* Begin SOURCE EXCERPT *

I’m still not convinced about Keane and Defoe together but huge kudos to Harry Redknapp for having the guts to select them as well as enabling them to combine so efficiently. Here’s me having a page on his quotes and I can’t find the one about this topic from last year, but I’m sure when asked about the problems of playing Keane and Defoe, he corrected the questioner, saying other managers had had problems….And Crouch coming on as sub – how reassuring is that??!!

So let’s leave the portents and enjoy it for a few days. A fantastic game. Thanks JD.

Give Us a Smile, Benny

Benoit Assou-Ekotto scored his first ever goal for Spurs against Liverpool on Sunday, and it was a beauty.

In the London Paper, he described it as an odd feeling, strange at first then he got to like it. Same as the first time for all of us, Benny.

MOTD followed him off the pitch and he could not resist the attention, suddenly turning to the camera with a big grin and making a V-sign. In a good way. Actually, it was a touch disconcerting, more grimace than grin with a presumably unintentional touch of the Shining.

Perhaps that was me, because I’m not used to seeing Bennyboy smile, or for that matter, any expression cross his face to shatter his impassive mask of concentration. At White Hart Lane I sit near the halfway line, close enough to the pitch to look into the whites of the players’ eyes. BAE’s expression seldom changes during a match. A winger flying by might be signalled by a Gallic raise of the eyebrows, but other than mild surprise that’s all you get.

I never felt this blankness indicated total focus on his performance, rather, a slight indifference to everything. This fed into the rumours that he wanted to return to France. However, one change is apparent: he no longer shows fear. I always rated him as an extremely talented player with good control and passing skills, and credit to the much maligned Comolli for spotting that, but he never seemed suited to the pressure of the Prem. Now, that focus is there, born of the confidence of a series of excellent displays last season and of the confidence of his manager.

I detest the comedy mugging towards the camera now de rigueur for goalscorers, and don’t get me started on those choreographed goal celebrations (I said, don’t get me started…). But for once, I was glad to see Benny’s grinning mug. He enjoyed that goal and he enjoys our Spurs. If he’s happy, I’m happy.

Luka, It Must Be Love

Even though this blog is still wet behind the ears, I cannot believe that I have not yet raved about the boy genius that is Luka Modric. Maybe I have, so let’s do it again.

His leap of annoyance as Keane’s lame shot was pushed over by Reina could well be the most significant moment of Spurs’ season. Keano as usual tried to be too clever. The ball demanded to be clipped across the keeper with the instep. He should have taken his cue from the guy who set it up. A straightforward pass slotted into the space, precise and perfectly weighted, beguiling in its simplicity and one of many similarly composed and assured touches on Sunday afternoon.

* End SOURCE EXCERPT *

=== GOAL A ===
How many lines of the entries contain the string "List", with case counting? Give only the number.
These entries have no connection to the Spurs blog excerpt.

* Begin DATA PROVIDED *

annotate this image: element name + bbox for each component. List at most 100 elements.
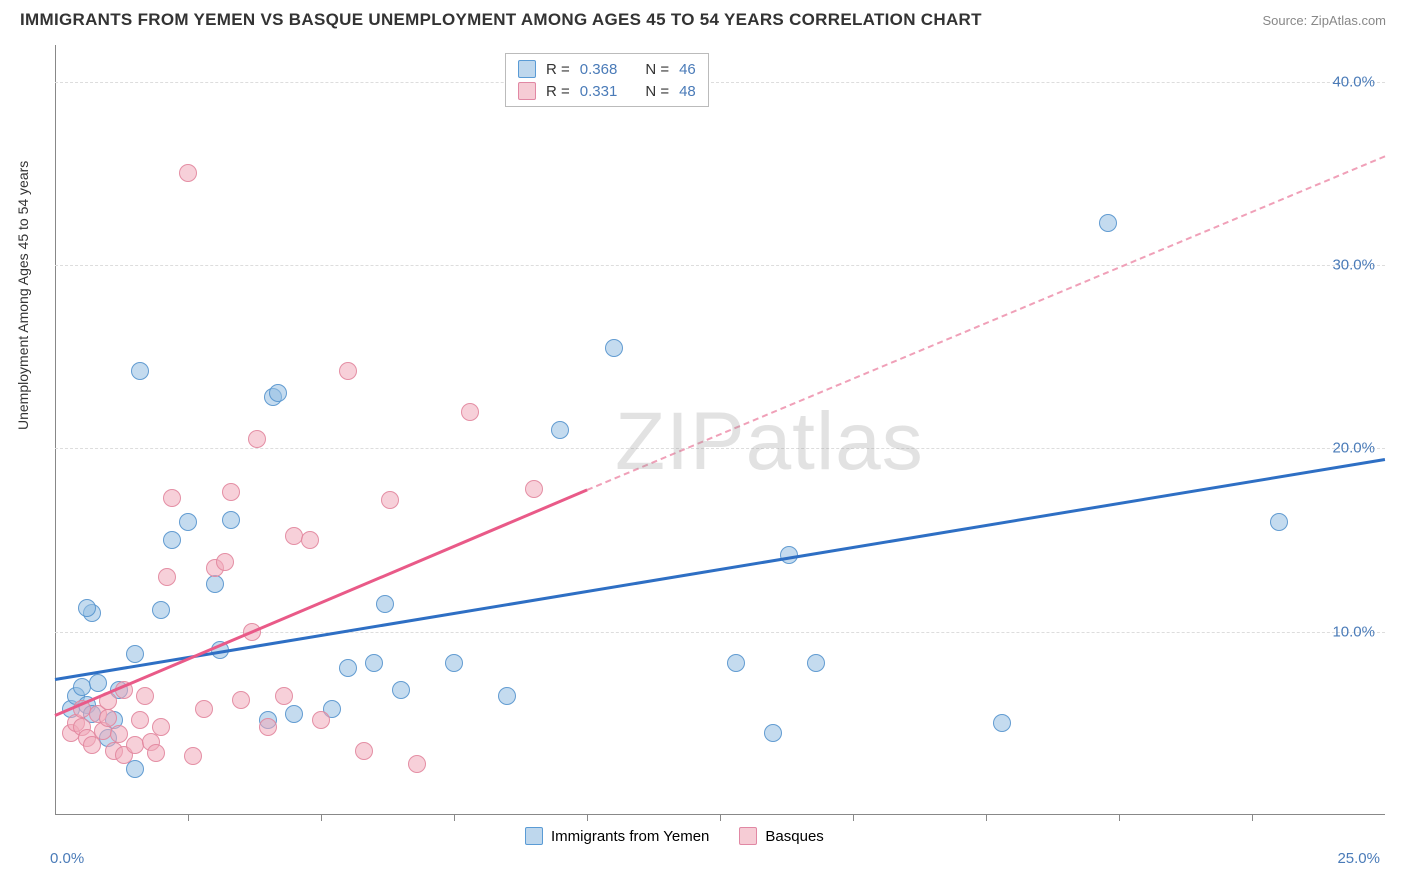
data-point (152, 601, 170, 619)
data-point (232, 691, 250, 709)
r-label: R = (546, 61, 570, 78)
n-label: N = (645, 61, 669, 78)
trend-line (587, 155, 1386, 491)
data-point (222, 483, 240, 501)
data-point (184, 747, 202, 765)
data-point (498, 687, 516, 705)
data-point (216, 553, 234, 571)
data-point (1099, 214, 1117, 232)
source-attribution: Source: ZipAtlas.com (1262, 13, 1386, 28)
data-point (525, 480, 543, 498)
data-point (179, 164, 197, 182)
data-point (1270, 513, 1288, 531)
x-tick (720, 815, 721, 821)
x-axis-zero-label: 0.0% (50, 850, 84, 867)
data-point (285, 705, 303, 723)
gridline (55, 82, 1385, 83)
trend-line (55, 458, 1385, 681)
data-point (152, 718, 170, 736)
data-point (301, 531, 319, 549)
legend-item-yemen: Immigrants from Yemen (525, 827, 709, 845)
n-value: 46 (679, 61, 696, 78)
y-tick-label: 40.0% (1332, 73, 1375, 90)
data-point (445, 654, 463, 672)
legend-row-blue: R = 0.368 N = 46 (518, 58, 696, 80)
correlation-legend: R = 0.368 N = 46 R = 0.331 N = 48 (505, 53, 709, 107)
data-point (195, 700, 213, 718)
data-point (78, 599, 96, 617)
legend-row-pink: R = 0.331 N = 48 (518, 80, 696, 102)
legend-label: Basques (765, 828, 823, 845)
data-point (163, 531, 181, 549)
data-point (259, 718, 277, 736)
data-point (147, 744, 165, 762)
data-point (110, 725, 128, 743)
legend-label: Immigrants from Yemen (551, 828, 709, 845)
n-value: 48 (679, 83, 696, 100)
data-point (248, 430, 266, 448)
chart-container: IMMIGRANTS FROM YEMEN VS BASQUE UNEMPLOY… (0, 0, 1406, 892)
data-point (993, 714, 1011, 732)
y-tick-label: 30.0% (1332, 257, 1375, 274)
gridline (55, 265, 1385, 266)
x-tick (321, 815, 322, 821)
data-point (764, 724, 782, 742)
data-point (89, 674, 107, 692)
data-point (285, 527, 303, 545)
n-label: N = (645, 83, 669, 100)
data-point (365, 654, 383, 672)
data-point (126, 645, 144, 663)
x-tick (1119, 815, 1120, 821)
data-point (605, 339, 623, 357)
r-label: R = (546, 83, 570, 100)
data-point (179, 513, 197, 531)
data-point (206, 575, 224, 593)
data-point (275, 687, 293, 705)
swatch-pink-icon (518, 82, 536, 100)
data-point (339, 659, 357, 677)
plot-area: 10.0% 20.0% 30.0% 40.0% R = 0.368 N = 46 R … (55, 45, 1385, 815)
data-point (126, 760, 144, 778)
data-point (339, 362, 357, 380)
data-point (727, 654, 745, 672)
data-point (131, 711, 149, 729)
y-axis-label: Unemployment Among Ages 45 to 54 years (15, 161, 31, 430)
data-point (551, 421, 569, 439)
swatch-pink-icon (739, 827, 757, 845)
data-point (269, 384, 287, 402)
x-tick (1252, 815, 1253, 821)
data-point (83, 736, 101, 754)
x-axis-max-label: 25.0% (1337, 850, 1380, 867)
x-tick (986, 815, 987, 821)
data-point (807, 654, 825, 672)
y-axis (55, 45, 56, 815)
gridline (55, 448, 1385, 449)
data-point (136, 687, 154, 705)
x-tick (454, 815, 455, 821)
swatch-blue-icon (518, 60, 536, 78)
data-point (355, 742, 373, 760)
r-value: 0.331 (580, 83, 618, 100)
y-tick-label: 20.0% (1332, 440, 1375, 457)
data-point (163, 489, 181, 507)
chart-title: IMMIGRANTS FROM YEMEN VS BASQUE UNEMPLOY… (20, 10, 982, 30)
data-point (222, 511, 240, 529)
x-tick (587, 815, 588, 821)
y-tick-label: 10.0% (1332, 623, 1375, 640)
r-value: 0.368 (580, 61, 618, 78)
data-point (376, 595, 394, 613)
series-legend: Immigrants from Yemen Basques (525, 827, 824, 845)
data-point (131, 362, 149, 380)
swatch-blue-icon (525, 827, 543, 845)
x-tick (188, 815, 189, 821)
data-point (381, 491, 399, 509)
legend-item-basques: Basques (739, 827, 823, 845)
data-point (158, 568, 176, 586)
data-point (461, 403, 479, 421)
data-point (312, 711, 330, 729)
x-tick (853, 815, 854, 821)
data-point (99, 709, 117, 727)
data-point (392, 681, 410, 699)
header: IMMIGRANTS FROM YEMEN VS BASQUE UNEMPLOY… (0, 0, 1406, 35)
data-point (408, 755, 426, 773)
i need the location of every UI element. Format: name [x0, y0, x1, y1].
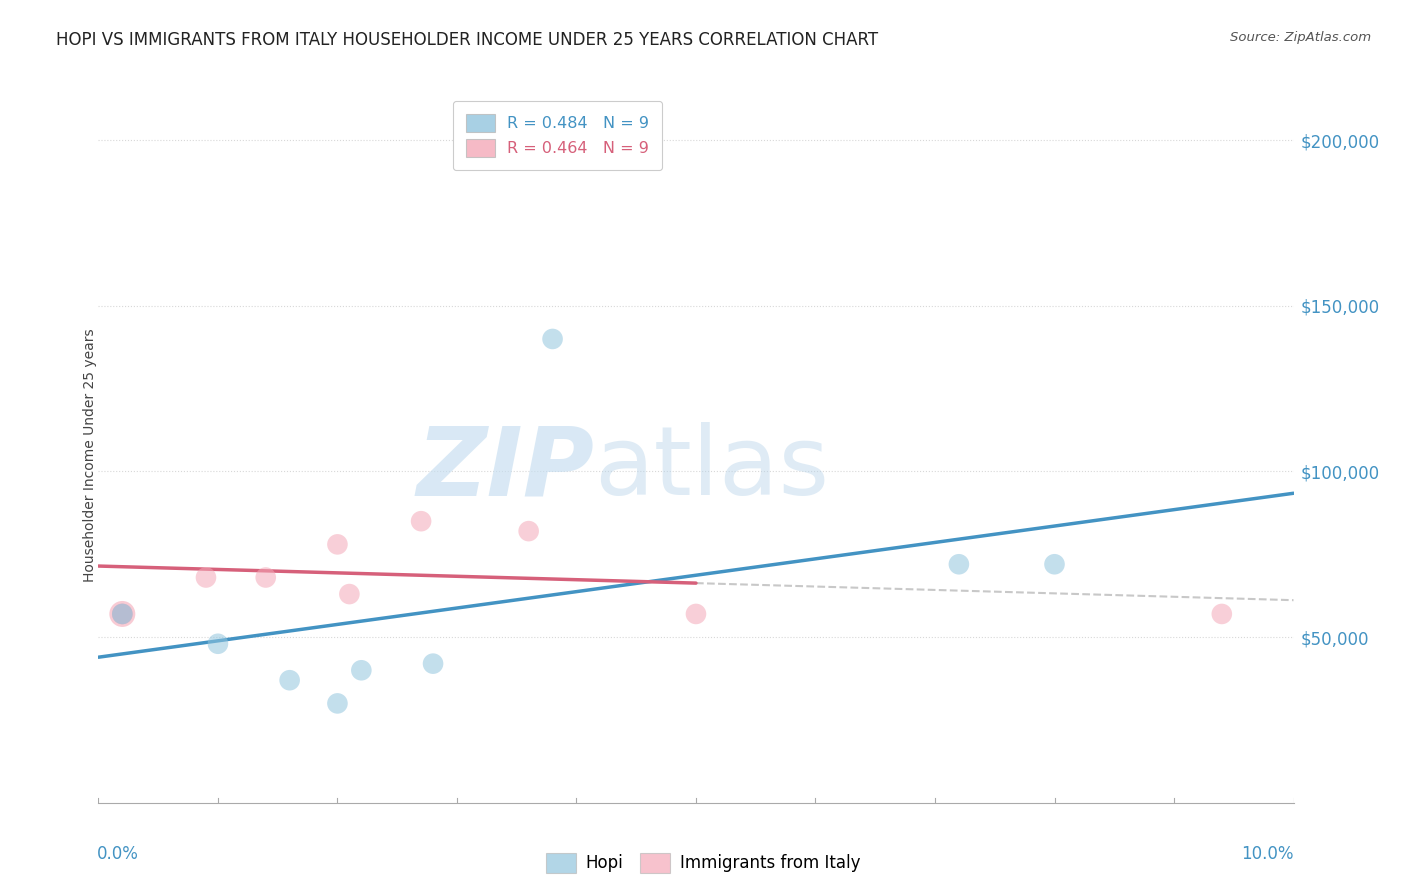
- Text: 10.0%: 10.0%: [1241, 845, 1294, 863]
- Point: [411, 514, 433, 528]
- Point: [339, 587, 360, 601]
- Point: [350, 663, 373, 677]
- Point: [1211, 607, 1233, 621]
- Point: [685, 607, 707, 621]
- Text: ZIP: ZIP: [416, 422, 595, 516]
- Point: [326, 537, 349, 551]
- Point: [517, 524, 540, 538]
- Point: [207, 637, 229, 651]
- Point: [111, 607, 134, 621]
- Text: 0.0%: 0.0%: [97, 845, 139, 863]
- Point: [541, 332, 564, 346]
- Point: [195, 570, 218, 584]
- Text: HOPI VS IMMIGRANTS FROM ITALY HOUSEHOLDER INCOME UNDER 25 YEARS CORRELATION CHAR: HOPI VS IMMIGRANTS FROM ITALY HOUSEHOLDE…: [56, 31, 879, 49]
- Legend: Hopi, Immigrants from Italy: Hopi, Immigrants from Italy: [538, 847, 868, 880]
- Y-axis label: Householder Income Under 25 years: Householder Income Under 25 years: [83, 328, 97, 582]
- Point: [254, 570, 277, 584]
- Point: [326, 697, 349, 711]
- Point: [278, 673, 301, 688]
- Point: [111, 607, 134, 621]
- Point: [1043, 558, 1066, 572]
- Text: Source: ZipAtlas.com: Source: ZipAtlas.com: [1230, 31, 1371, 45]
- Point: [111, 607, 134, 621]
- Point: [111, 607, 134, 621]
- Text: atlas: atlas: [595, 422, 830, 516]
- Point: [948, 558, 970, 572]
- Legend: R = 0.484   N = 9, R = 0.464   N = 9: R = 0.484 N = 9, R = 0.464 N = 9: [453, 101, 662, 170]
- Point: [422, 657, 444, 671]
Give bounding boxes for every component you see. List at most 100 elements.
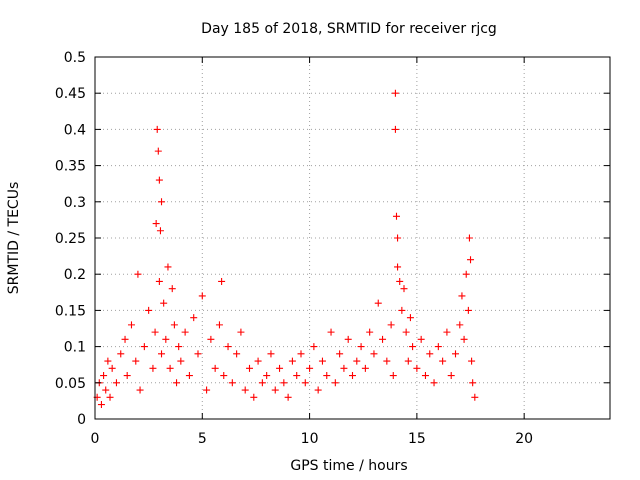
data-point — [318, 357, 326, 365]
data-point — [100, 372, 108, 380]
data-point — [389, 372, 397, 380]
data-point — [152, 220, 160, 228]
data-point — [327, 328, 335, 336]
y-tick-label: 0.45 — [55, 86, 86, 102]
data-point — [409, 343, 417, 351]
data-point — [207, 335, 215, 343]
data-point — [331, 379, 339, 387]
data-point — [465, 234, 473, 242]
data-point — [398, 306, 406, 314]
data-point — [97, 401, 105, 409]
y-tick-label: 0.5 — [64, 50, 86, 66]
data-point — [127, 321, 135, 329]
data-point — [392, 212, 400, 220]
data-point — [297, 350, 305, 358]
data-point — [323, 372, 331, 380]
data-point — [185, 372, 193, 380]
data-point — [280, 379, 288, 387]
data-point — [301, 379, 309, 387]
data-point — [220, 372, 228, 380]
y-tick-label: 0.05 — [55, 376, 86, 392]
data-point — [447, 372, 455, 380]
data-point — [430, 379, 438, 387]
data-point — [394, 234, 402, 242]
data-point — [149, 364, 157, 372]
data-point — [233, 350, 241, 358]
data-point — [160, 299, 168, 307]
data-point — [145, 306, 153, 314]
data-point — [458, 292, 466, 300]
x-tick-label: 20 — [515, 431, 533, 447]
data-point — [276, 364, 284, 372]
data-point — [158, 350, 166, 358]
data-point — [460, 335, 468, 343]
y-tick-label: 0.2 — [64, 267, 86, 283]
data-point — [402, 328, 410, 336]
data-point — [117, 350, 125, 358]
x-tick-label: 5 — [198, 431, 207, 447]
data-point — [391, 89, 399, 97]
data-point — [198, 292, 206, 300]
data-point — [153, 125, 161, 133]
data-point — [166, 364, 174, 372]
y-tick-label: 0.15 — [55, 303, 86, 319]
data-point — [413, 364, 421, 372]
y-tick-label: 0.4 — [64, 122, 86, 138]
data-point — [293, 372, 301, 380]
data-point — [121, 335, 129, 343]
data-point — [267, 350, 275, 358]
data-point — [177, 357, 185, 365]
data-point — [155, 277, 163, 285]
grid-layer — [95, 57, 610, 419]
data-point — [168, 285, 176, 293]
data-point — [396, 277, 404, 285]
data-point — [370, 350, 378, 358]
data-point — [306, 364, 314, 372]
data-point — [314, 386, 322, 394]
data-point — [357, 343, 365, 351]
data-point — [340, 364, 348, 372]
data-point — [175, 343, 183, 351]
data-point — [434, 343, 442, 351]
x-tick-label: 15 — [408, 431, 426, 447]
data-point — [132, 357, 140, 365]
data-point — [443, 328, 451, 336]
data-point — [134, 270, 142, 278]
y-tick-label: 0 — [77, 412, 86, 428]
data-point — [203, 386, 211, 394]
data-point — [112, 379, 120, 387]
data-point — [374, 299, 382, 307]
data-point — [310, 343, 318, 351]
data-point — [228, 379, 236, 387]
data-point — [439, 357, 447, 365]
chart-title: Day 185 of 2018, SRMTID for receiver rjc… — [201, 21, 497, 37]
data-point — [391, 125, 399, 133]
y-tick-label: 0.25 — [55, 231, 86, 247]
data-point — [140, 343, 148, 351]
data-point — [353, 357, 361, 365]
data-point — [468, 357, 476, 365]
data-point — [241, 386, 249, 394]
data-point — [263, 372, 271, 380]
data-point — [349, 372, 356, 380]
data-point — [158, 198, 166, 206]
data-point — [288, 357, 296, 365]
data-point — [108, 364, 116, 372]
data-point — [336, 350, 344, 358]
data-point — [467, 256, 475, 264]
data-point — [254, 357, 262, 365]
data-point — [421, 372, 429, 380]
data-point — [154, 147, 162, 155]
data-point — [218, 277, 226, 285]
data-point — [361, 364, 369, 372]
data-point — [136, 386, 144, 394]
data-point — [426, 350, 434, 358]
data-point — [164, 263, 172, 271]
data-point — [194, 350, 202, 358]
data-point — [104, 357, 112, 365]
data-point — [211, 364, 219, 372]
y-axis-label: SRMTID / TECUs — [6, 182, 22, 295]
x-tick-label: 0 — [91, 431, 100, 447]
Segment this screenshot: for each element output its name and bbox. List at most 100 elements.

* End DATA PROVIDED *

=== GOAL B ===
Can you copy the Spurs blog excerpt word for word, beginning at the words "MOTD followed him" and stopping after "all you get."?

=== EXERCISE OUTPUT A ===
3

=== EXERCISE OUTPUT B ===
MOTD followed him off the pitch and he could not resist the attention, suddenly turning to the camera with a big grin and making a V-sign. In a good way. Actually, it was a touch disconcerting, more grimace than grin with a presumably unintentional touch of the Shining.

Perhaps that was me, because I’m not used to seeing Bennyboy smile, or for that matter, any expression cross his face to shatter his impassive mask of concentration. At White Hart Lane I sit near the halfway line, close enough to the pitch to look into the whites of the players’ eyes. BAE’s expression seldom changes during a match. A winger flying by might be signalled by a Gallic raise of the eyebrows, but other than mild surprise that’s all you get.